- _EXERCISE OBJECTIVE_: Write out the material exactly, without any of its pictures.

>> START RECORD EXCERPTS

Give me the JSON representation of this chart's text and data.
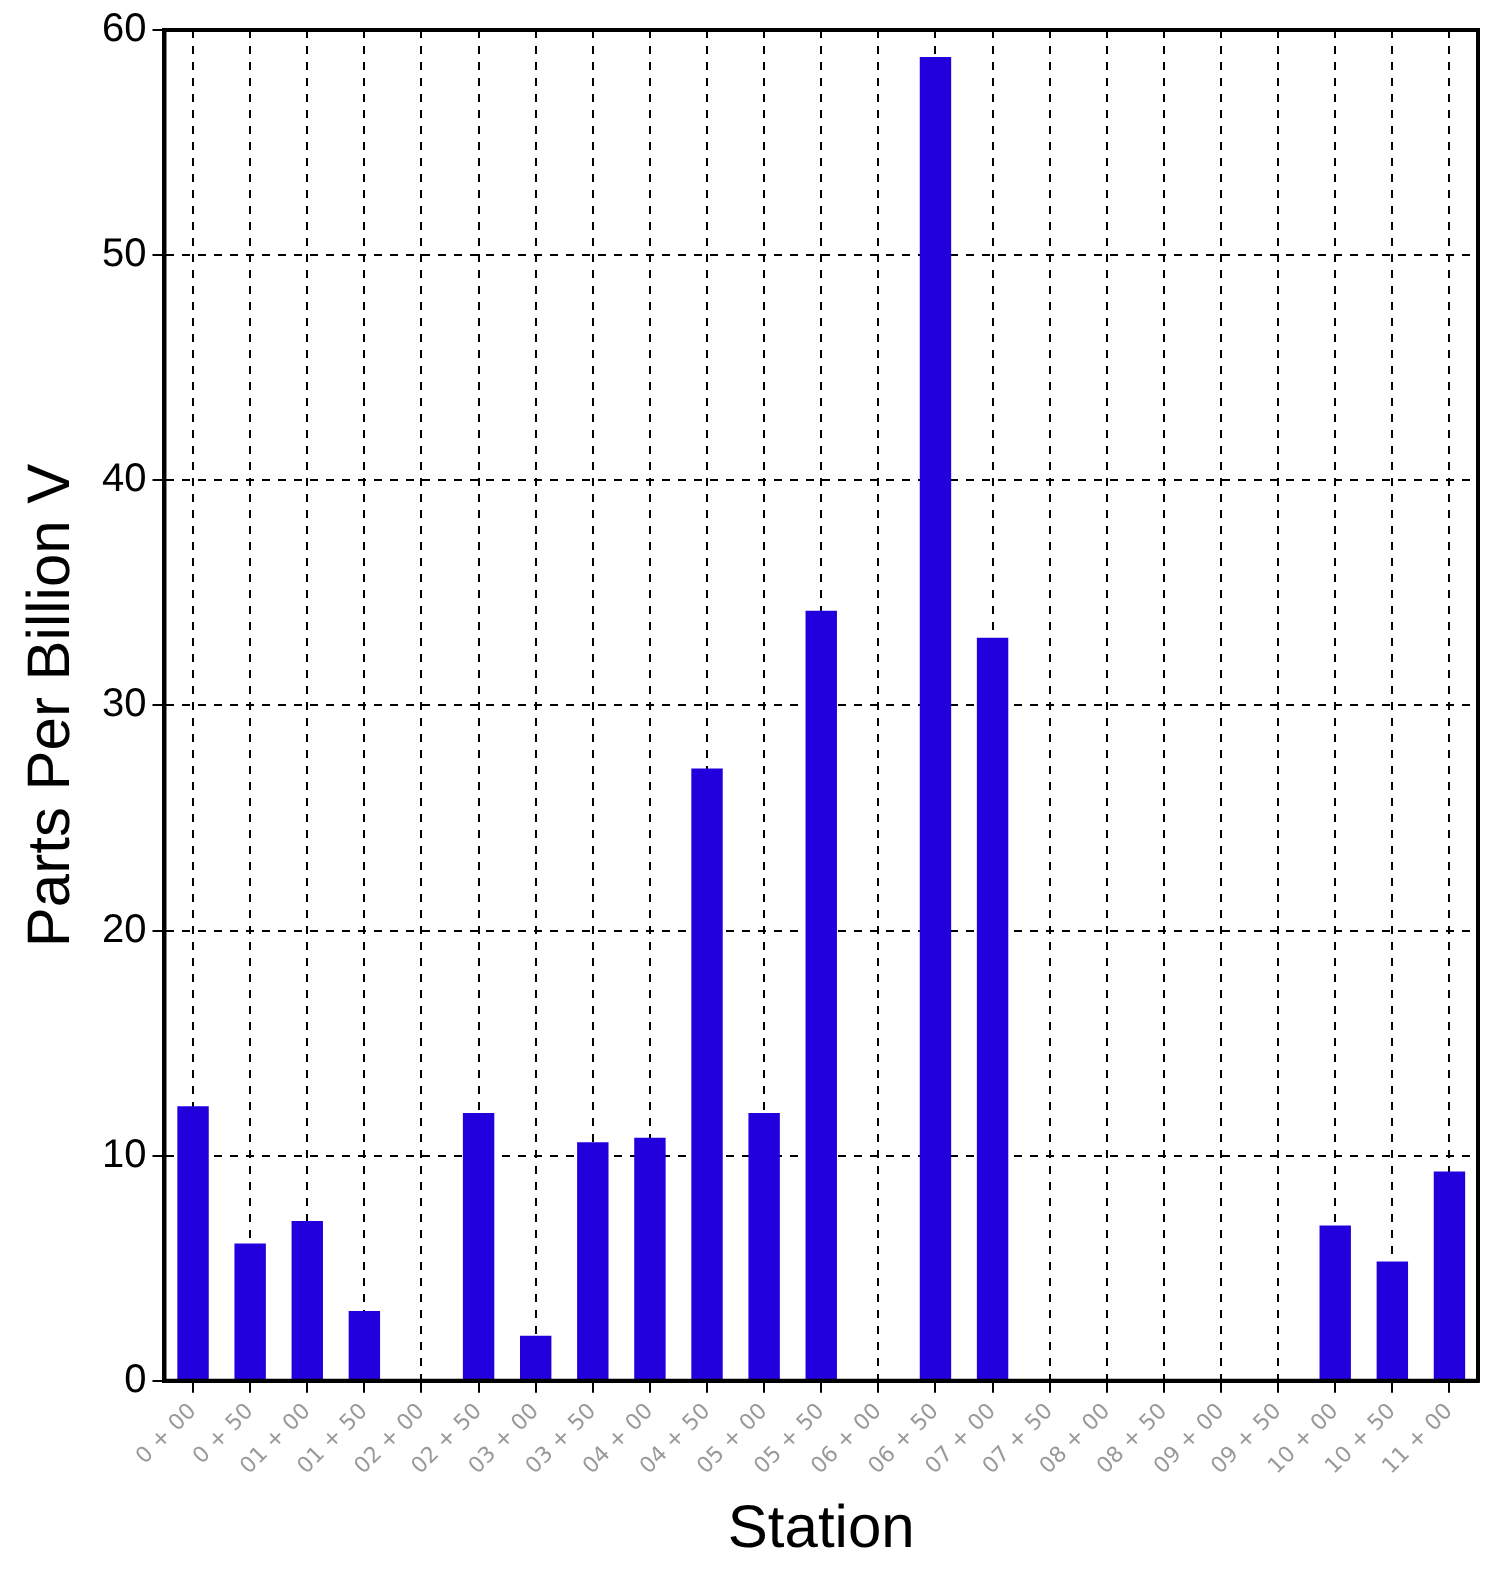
{
  "chart_data": {
    "type": "bar",
    "xlabel": "Station",
    "ylabel": "Parts Per Billion V",
    "categories": [
      "0 + 00",
      "0 + 50",
      "01 + 00",
      "01 + 50",
      "02 + 00",
      "02 + 50",
      "03 + 00",
      "03 + 50",
      "04 + 00",
      "04 + 50",
      "05 + 00",
      "05 + 50",
      "06 + 00",
      "06 + 50",
      "07 + 00",
      "07 + 50",
      "08 + 00",
      "08 + 50",
      "09 + 00",
      "09 + 50",
      "10 + 00",
      "10 + 50",
      "11 + 00"
    ],
    "values": [
      12.2,
      6.1,
      7.1,
      3.1,
      null,
      11.9,
      2,
      10.6,
      10.8,
      27.2,
      11.9,
      34.2,
      null,
      58.8,
      33,
      null,
      null,
      null,
      null,
      null,
      6.9,
      5.3,
      9.3
    ],
    "color": "#2200dd",
    "ylim": [
      0,
      60
    ],
    "yticks": [
      0,
      10,
      20,
      30,
      40,
      50,
      60
    ],
    "grid": true
  }
}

>> END RECORD EXCERPTS

- _FINAL ANSWER_:
Give me the JSON representation of this chart's text and data.
{
  "chart_data": {
    "type": "bar",
    "xlabel": "Station",
    "ylabel": "Parts Per Billion V",
    "categories": [
      "0 + 00",
      "0 + 50",
      "01 + 00",
      "01 + 50",
      "02 + 00",
      "02 + 50",
      "03 + 00",
      "03 + 50",
      "04 + 00",
      "04 + 50",
      "05 + 00",
      "05 + 50",
      "06 + 00",
      "06 + 50",
      "07 + 00",
      "07 + 50",
      "08 + 00",
      "08 + 50",
      "09 + 00",
      "09 + 50",
      "10 + 00",
      "10 + 50",
      "11 + 00"
    ],
    "values": [
      12.2,
      6.1,
      7.1,
      3.1,
      null,
      11.9,
      2,
      10.6,
      10.8,
      27.2,
      11.9,
      34.2,
      null,
      58.8,
      33,
      null,
      null,
      null,
      null,
      null,
      6.9,
      5.3,
      9.3
    ],
    "color": "#2200dd",
    "ylim": [
      0,
      60
    ],
    "yticks": [
      0,
      10,
      20,
      30,
      40,
      50,
      60
    ],
    "grid": true
  }
}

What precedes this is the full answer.